WHAT YOU WILL DO:
Make an exact copy of the entries, and keep any pictures out of it.

TASK INPUT:
:::

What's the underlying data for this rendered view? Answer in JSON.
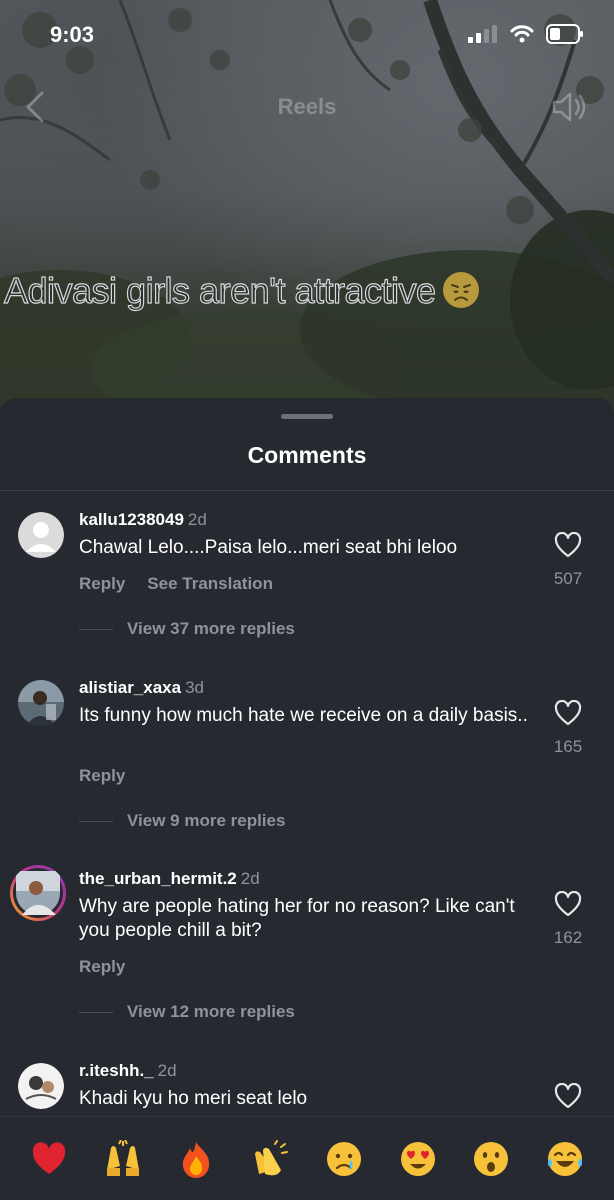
{
  "status_bar": {
    "time": "9:03"
  },
  "reels_nav": {
    "title": "Reels"
  },
  "video": {
    "overlay_text": "Adivasi girls aren't attractive"
  },
  "sheet": {
    "title": "Comments"
  },
  "comments": [
    {
      "username": "kallu1238049",
      "time": "2d",
      "text": "Chawal Lelo....Paisa lelo...meri seat bhi leloo",
      "reply_label": "Reply",
      "translation_label": "See Translation",
      "likes": "507",
      "view_replies": "View 37 more replies"
    },
    {
      "username": "alistiar_xaxa",
      "time": "3d",
      "text": "Its funny how much hate we receive on a daily basis..",
      "reply_label": "Reply",
      "likes": "165",
      "view_replies": "View 9 more replies"
    },
    {
      "username": "the_urban_hermit.2",
      "time": "2d",
      "text": "Why are people hating her for no reason? Like can't you people chill a bit?",
      "reply_label": "Reply",
      "likes": "162",
      "view_replies": "View 12 more replies"
    },
    {
      "username": "r.iteshh._",
      "time": "2d",
      "text": "Khadi kyu ho meri seat lelo"
    }
  ],
  "emoji_bar": [
    "red-heart-icon",
    "raising-hands-icon",
    "fire-icon",
    "clapping-hands-icon",
    "crying-face-icon",
    "heart-eyes-icon",
    "surprised-face-icon",
    "tears-of-joy-icon"
  ],
  "colors": {
    "sheet_bg": "#262a30",
    "muted_text": "#8e939a",
    "story_ring": "#c13584"
  }
}
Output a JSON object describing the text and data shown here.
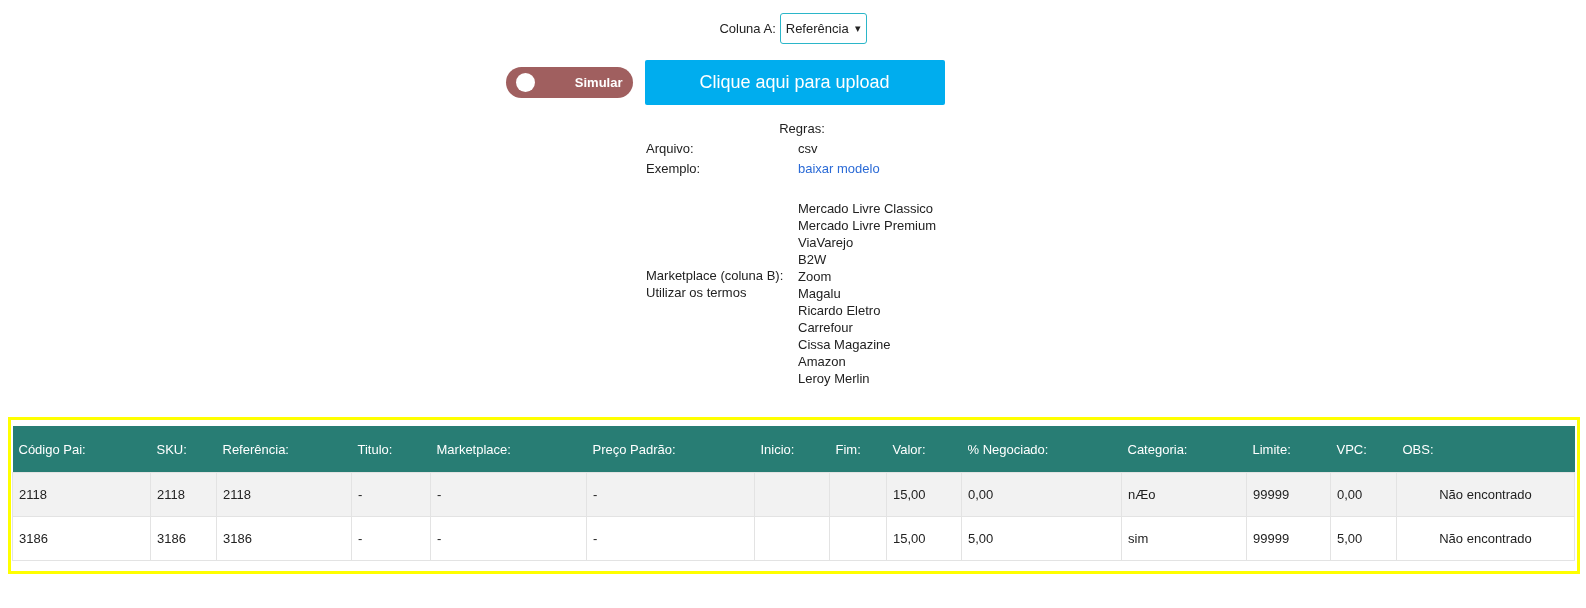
{
  "column_a": {
    "label": "Coluna A:",
    "value": "Referência",
    "caret": "▾"
  },
  "simulate_toggle": {
    "label": "Simular",
    "on": false
  },
  "upload_button": {
    "label": "Clique aqui para upload"
  },
  "rules": {
    "title": "Regras:",
    "items": [
      {
        "kind": "text",
        "label": "Arquivo:",
        "values": [
          "csv"
        ]
      },
      {
        "kind": "link",
        "label": "Exemplo:",
        "values": [
          "baixar modelo"
        ]
      },
      {
        "kind": "list",
        "label": "Marketplace (coluna B):",
        "note": "Utilizar os termos",
        "values": [
          "Mercado Livre Classico",
          "Mercado Livre Premium",
          "ViaVarejo",
          "B2W",
          "Zoom",
          "Magalu",
          "Ricardo Eletro",
          "Carrefour",
          "Cissa Magazine",
          "Amazon",
          "Leroy Merlin"
        ]
      }
    ]
  },
  "table": {
    "columns": [
      "Código Pai:",
      "SKU:",
      "Referência:",
      "Titulo:",
      "Marketplace:",
      "Preço Padrão:",
      "Inicio:",
      "Fim:",
      "Valor:",
      "% Negociado:",
      "Categoria:",
      "Limite:",
      "VPC:",
      "OBS:"
    ],
    "rows": [
      [
        "2118",
        "2118",
        "2118",
        "-",
        "-",
        "-",
        "",
        "",
        "15,00",
        "0,00",
        "nÆo",
        "99999",
        "0,00",
        "Não encontrado"
      ],
      [
        "3186",
        "3186",
        "3186",
        "-",
        "-",
        "-",
        "",
        "",
        "15,00",
        "5,00",
        "sim",
        "99999",
        "5,00",
        "Não encontrado"
      ]
    ]
  }
}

:::

ANSWER IN FULL:
What's the underlying data for this rendered view? Answer in JSON.
{
  "status_bar": {
    "time": "9:03"
  },
  "reels_nav": {
    "title": "Reels"
  },
  "video": {
    "overlay_text": "Adivasi girls aren't attractive"
  },
  "sheet": {
    "title": "Comments"
  },
  "comments": [
    {
      "username": "kallu1238049",
      "time": "2d",
      "text": "Chawal Lelo....Paisa lelo...meri seat bhi leloo",
      "reply_label": "Reply",
      "translation_label": "See Translation",
      "likes": "507",
      "view_replies": "View 37 more replies"
    },
    {
      "username": "alistiar_xaxa",
      "time": "3d",
      "text": "Its funny how much hate we receive on a daily basis..",
      "reply_label": "Reply",
      "likes": "165",
      "view_replies": "View 9 more replies"
    },
    {
      "username": "the_urban_hermit.2",
      "time": "2d",
      "text": "Why are people hating her for no reason? Like can't you people chill a bit?",
      "reply_label": "Reply",
      "likes": "162",
      "view_replies": "View 12 more replies"
    },
    {
      "username": "r.iteshh._",
      "time": "2d",
      "text": "Khadi kyu ho meri seat lelo"
    }
  ],
  "emoji_bar": [
    "red-heart-icon",
    "raising-hands-icon",
    "fire-icon",
    "clapping-hands-icon",
    "crying-face-icon",
    "heart-eyes-icon",
    "surprised-face-icon",
    "tears-of-joy-icon"
  ],
  "colors": {
    "sheet_bg": "#262a30",
    "muted_text": "#8e939a",
    "story_ring": "#c13584"
  }
}
Output a JSON object describing the text and data shown here.
{
  "column_a": {
    "label": "Coluna A:",
    "value": "Referência",
    "caret": "▾"
  },
  "simulate_toggle": {
    "label": "Simular",
    "on": false
  },
  "upload_button": {
    "label": "Clique aqui para upload"
  },
  "rules": {
    "title": "Regras:",
    "items": [
      {
        "kind": "text",
        "label": "Arquivo:",
        "values": [
          "csv"
        ]
      },
      {
        "kind": "link",
        "label": "Exemplo:",
        "values": [
          "baixar modelo"
        ]
      },
      {
        "kind": "list",
        "label": "Marketplace (coluna B):",
        "note": "Utilizar os termos",
        "values": [
          "Mercado Livre Classico",
          "Mercado Livre Premium",
          "ViaVarejo",
          "B2W",
          "Zoom",
          "Magalu",
          "Ricardo Eletro",
          "Carrefour",
          "Cissa Magazine",
          "Amazon",
          "Leroy Merlin"
        ]
      }
    ]
  },
  "table": {
    "columns": [
      "Código Pai:",
      "SKU:",
      "Referência:",
      "Titulo:",
      "Marketplace:",
      "Preço Padrão:",
      "Inicio:",
      "Fim:",
      "Valor:",
      "% Negociado:",
      "Categoria:",
      "Limite:",
      "VPC:",
      "OBS:"
    ],
    "rows": [
      [
        "2118",
        "2118",
        "2118",
        "-",
        "-",
        "-",
        "",
        "",
        "15,00",
        "0,00",
        "nÆo",
        "99999",
        "0,00",
        "Não encontrado"
      ],
      [
        "3186",
        "3186",
        "3186",
        "-",
        "-",
        "-",
        "",
        "",
        "15,00",
        "5,00",
        "sim",
        "99999",
        "5,00",
        "Não encontrado"
      ]
    ]
  }
}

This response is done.